Goal of the exercise:
Lift every line from the entries that includes the word "Postfach".

Material for the task:

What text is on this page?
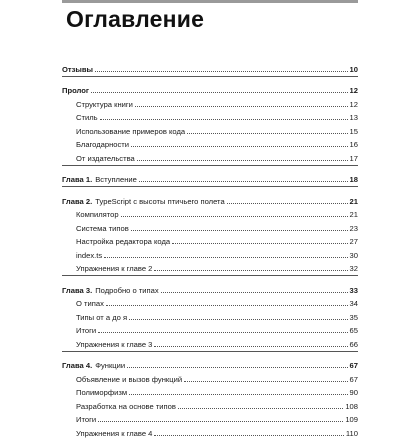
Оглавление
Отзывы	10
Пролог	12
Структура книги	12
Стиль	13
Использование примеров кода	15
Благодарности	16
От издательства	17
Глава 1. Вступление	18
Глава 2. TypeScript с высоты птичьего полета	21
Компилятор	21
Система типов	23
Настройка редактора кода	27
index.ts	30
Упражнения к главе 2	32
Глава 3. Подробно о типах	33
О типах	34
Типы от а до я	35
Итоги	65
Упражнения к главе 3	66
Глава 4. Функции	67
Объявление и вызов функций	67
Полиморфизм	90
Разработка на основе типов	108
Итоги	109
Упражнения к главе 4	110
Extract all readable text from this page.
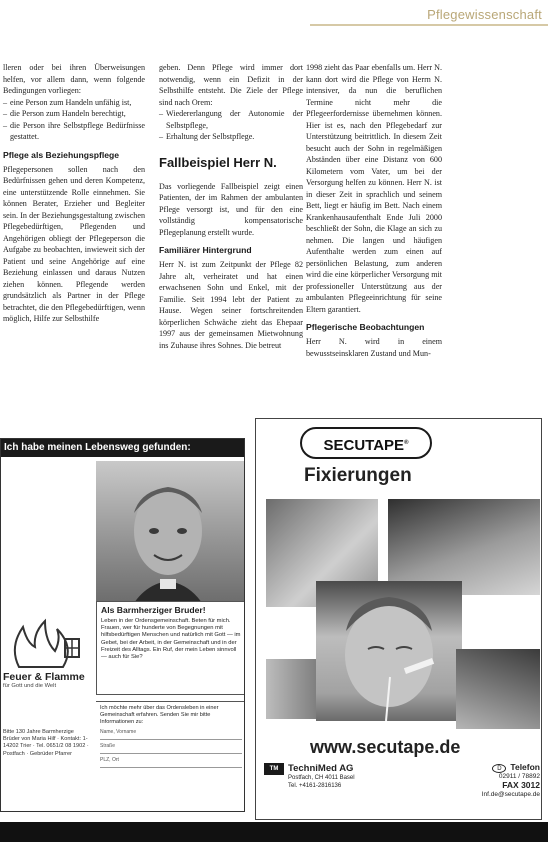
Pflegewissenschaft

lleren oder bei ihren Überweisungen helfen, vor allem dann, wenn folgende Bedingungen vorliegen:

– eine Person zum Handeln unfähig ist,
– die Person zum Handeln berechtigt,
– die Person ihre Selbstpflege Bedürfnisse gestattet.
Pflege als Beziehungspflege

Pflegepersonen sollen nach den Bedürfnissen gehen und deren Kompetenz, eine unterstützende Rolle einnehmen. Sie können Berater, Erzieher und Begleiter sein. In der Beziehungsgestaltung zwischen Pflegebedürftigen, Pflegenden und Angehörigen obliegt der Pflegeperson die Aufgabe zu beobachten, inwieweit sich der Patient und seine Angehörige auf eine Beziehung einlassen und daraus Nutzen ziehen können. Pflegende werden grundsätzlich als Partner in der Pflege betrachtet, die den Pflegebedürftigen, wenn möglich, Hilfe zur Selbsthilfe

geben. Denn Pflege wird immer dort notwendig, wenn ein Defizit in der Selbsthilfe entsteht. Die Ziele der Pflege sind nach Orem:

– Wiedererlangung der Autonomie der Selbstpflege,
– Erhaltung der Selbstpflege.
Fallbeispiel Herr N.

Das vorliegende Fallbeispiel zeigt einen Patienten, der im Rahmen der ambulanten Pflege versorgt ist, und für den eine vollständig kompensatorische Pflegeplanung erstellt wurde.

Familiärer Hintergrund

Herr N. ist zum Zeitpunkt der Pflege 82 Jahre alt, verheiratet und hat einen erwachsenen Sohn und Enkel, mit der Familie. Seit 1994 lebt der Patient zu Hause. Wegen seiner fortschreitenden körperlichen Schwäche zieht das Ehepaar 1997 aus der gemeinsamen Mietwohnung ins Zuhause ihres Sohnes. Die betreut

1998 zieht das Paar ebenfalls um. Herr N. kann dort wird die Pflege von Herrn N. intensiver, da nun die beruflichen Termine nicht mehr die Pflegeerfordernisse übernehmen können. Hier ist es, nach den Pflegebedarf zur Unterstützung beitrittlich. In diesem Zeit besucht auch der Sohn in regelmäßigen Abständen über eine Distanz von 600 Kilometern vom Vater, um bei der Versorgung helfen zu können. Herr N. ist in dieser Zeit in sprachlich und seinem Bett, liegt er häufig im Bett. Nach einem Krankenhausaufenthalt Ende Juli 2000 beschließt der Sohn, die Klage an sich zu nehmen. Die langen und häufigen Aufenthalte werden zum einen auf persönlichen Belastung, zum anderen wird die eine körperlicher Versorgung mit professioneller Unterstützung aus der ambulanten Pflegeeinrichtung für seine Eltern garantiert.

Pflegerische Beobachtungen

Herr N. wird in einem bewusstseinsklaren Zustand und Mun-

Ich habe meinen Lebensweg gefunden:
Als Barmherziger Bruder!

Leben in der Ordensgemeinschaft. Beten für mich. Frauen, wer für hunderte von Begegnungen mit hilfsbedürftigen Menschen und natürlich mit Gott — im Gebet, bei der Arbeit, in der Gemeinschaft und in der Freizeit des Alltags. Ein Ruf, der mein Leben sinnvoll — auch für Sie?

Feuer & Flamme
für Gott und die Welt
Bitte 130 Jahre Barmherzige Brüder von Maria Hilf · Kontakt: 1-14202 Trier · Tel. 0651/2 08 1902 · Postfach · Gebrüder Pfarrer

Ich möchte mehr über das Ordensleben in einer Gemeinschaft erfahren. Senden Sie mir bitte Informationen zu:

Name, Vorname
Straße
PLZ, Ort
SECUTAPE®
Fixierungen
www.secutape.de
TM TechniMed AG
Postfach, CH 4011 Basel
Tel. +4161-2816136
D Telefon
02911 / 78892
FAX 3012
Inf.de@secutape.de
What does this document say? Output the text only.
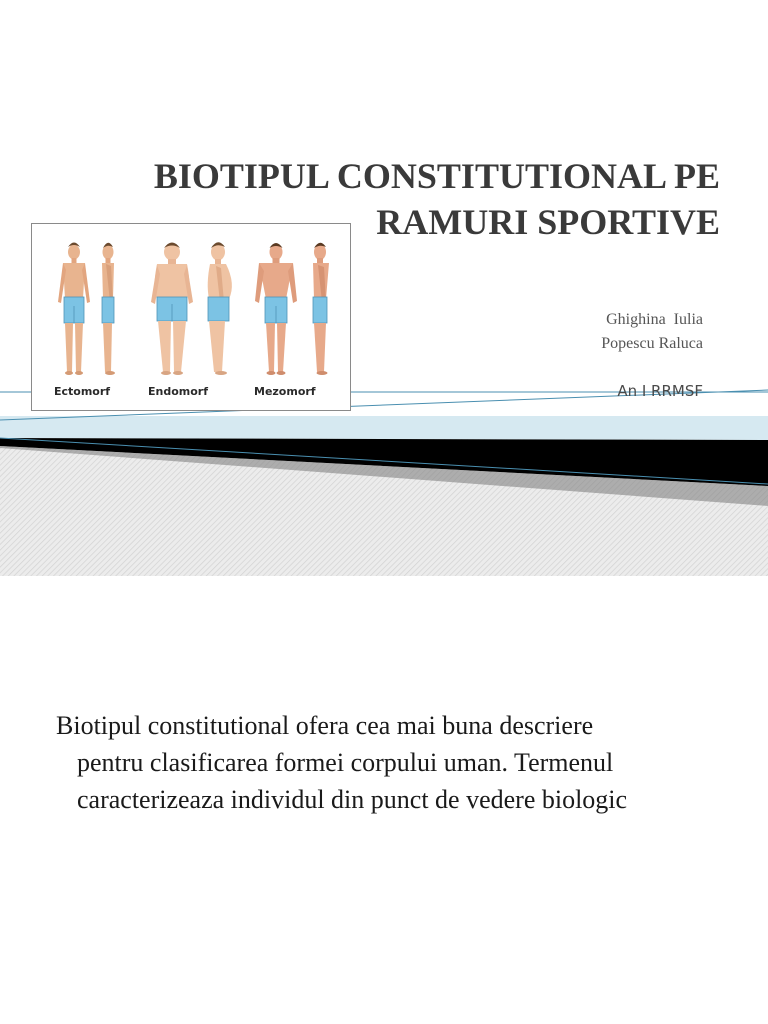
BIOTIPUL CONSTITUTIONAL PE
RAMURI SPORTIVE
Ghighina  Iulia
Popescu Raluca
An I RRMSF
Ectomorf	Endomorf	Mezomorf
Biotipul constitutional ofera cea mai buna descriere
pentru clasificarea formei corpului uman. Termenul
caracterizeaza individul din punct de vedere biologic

--

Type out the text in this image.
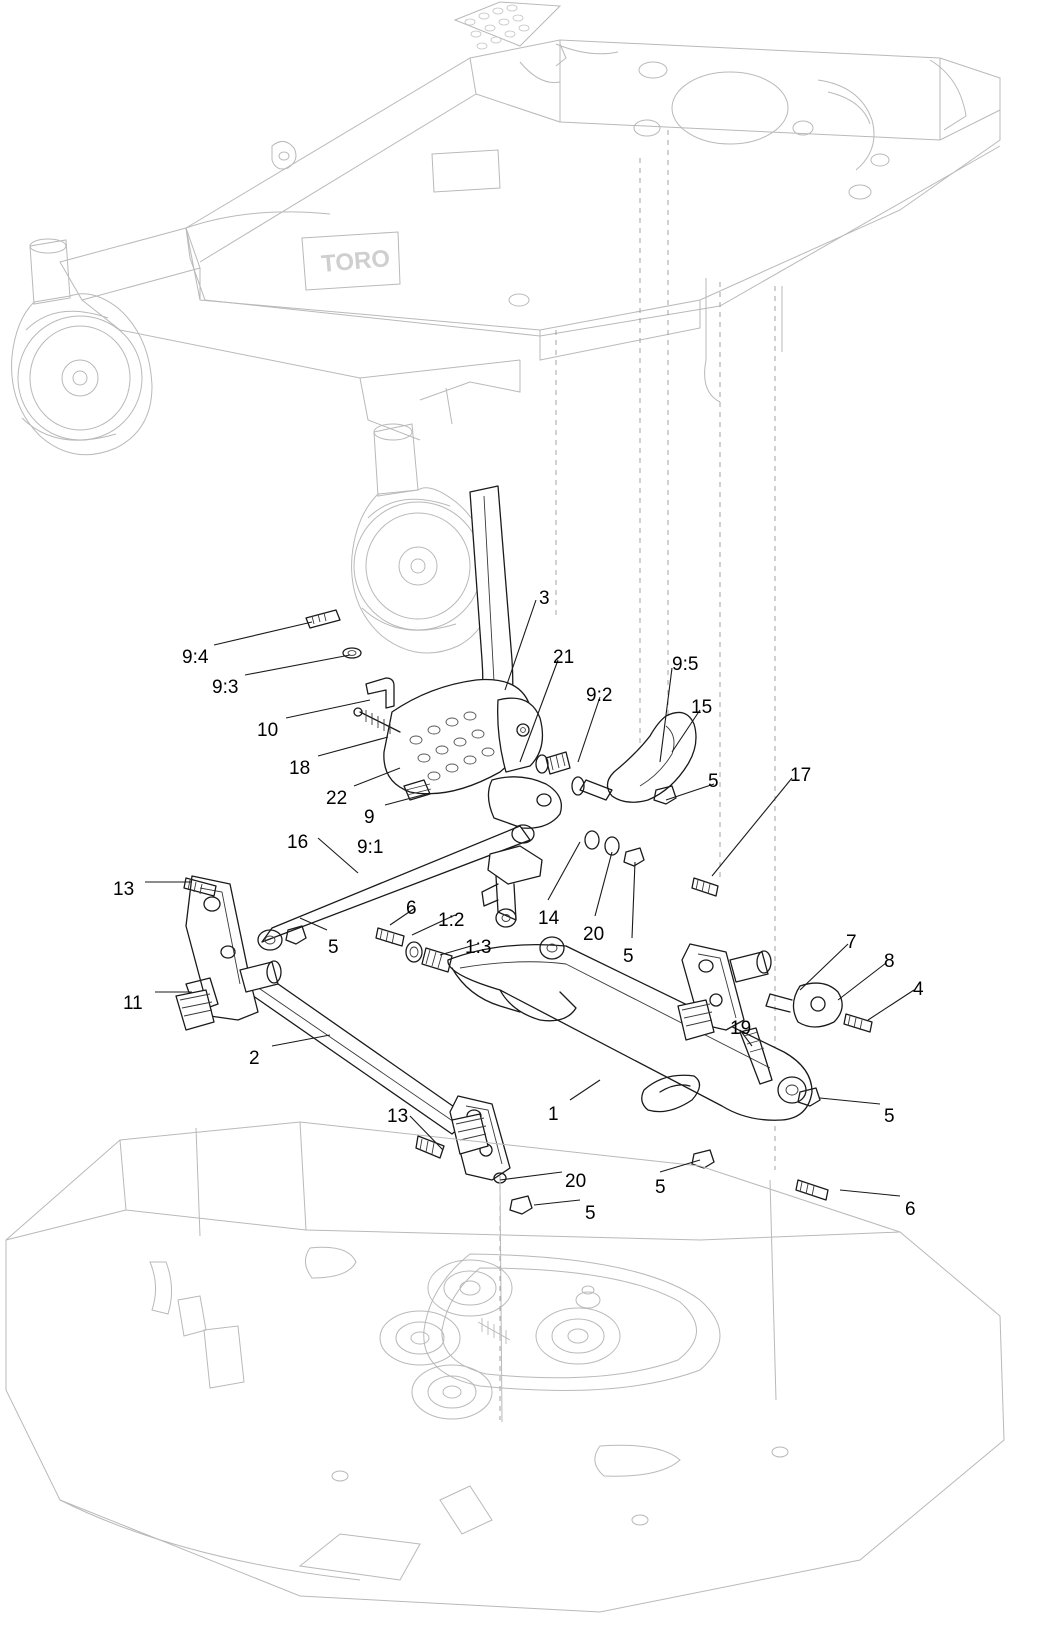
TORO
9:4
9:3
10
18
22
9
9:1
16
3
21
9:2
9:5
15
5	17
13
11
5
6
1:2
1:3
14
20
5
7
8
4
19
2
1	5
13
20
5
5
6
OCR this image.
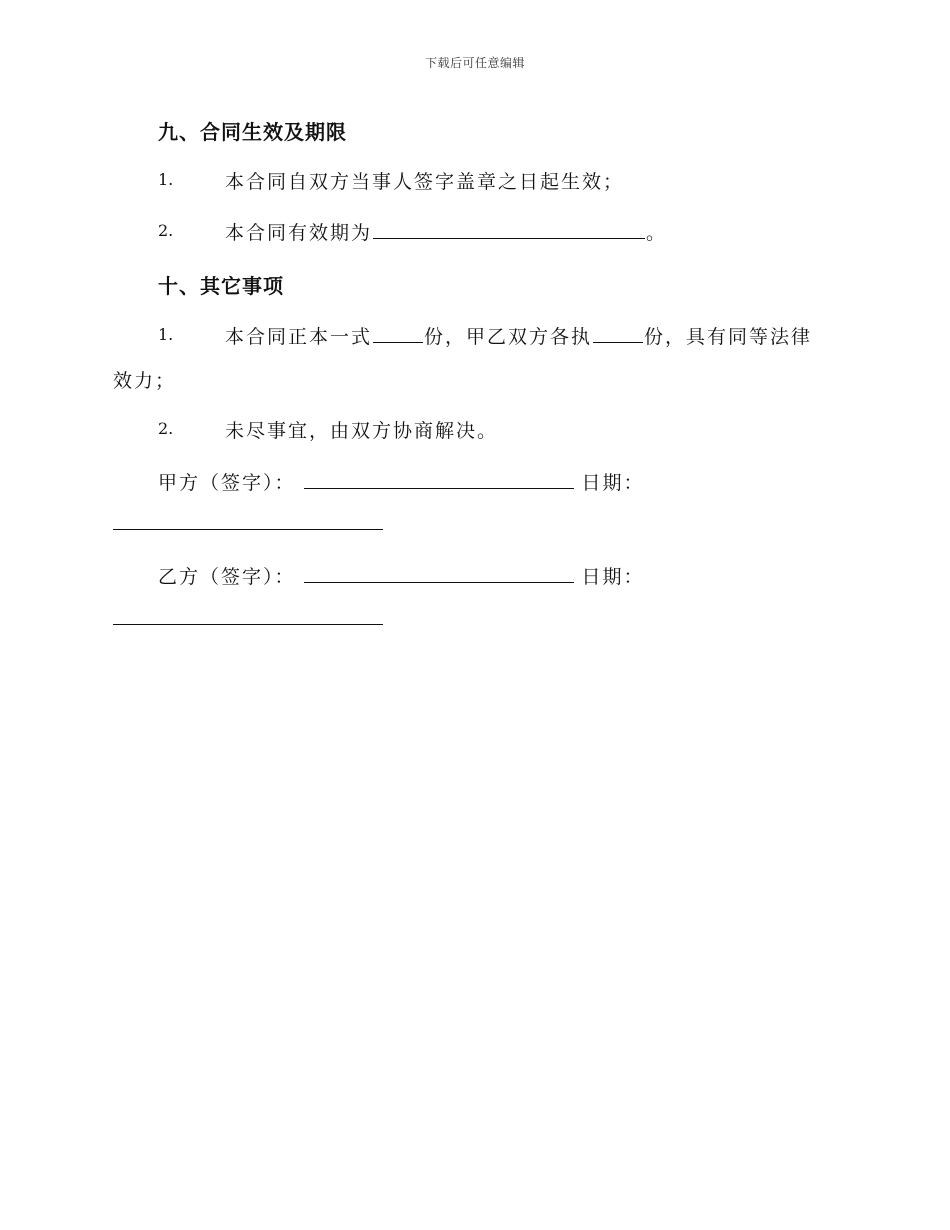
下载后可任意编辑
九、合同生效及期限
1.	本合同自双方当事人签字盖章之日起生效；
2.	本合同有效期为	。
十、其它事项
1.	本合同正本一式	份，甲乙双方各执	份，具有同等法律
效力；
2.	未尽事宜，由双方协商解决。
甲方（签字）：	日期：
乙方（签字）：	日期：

Result:
Bitte 130 Jahre Barmherzige Brüder von Maria Hilf · Kontakt: 1-14202 Trier · Tel. 0651/2 08 1902 · Postfach · Gebrüder Pfarrer
Postfach, CH 4011 Basel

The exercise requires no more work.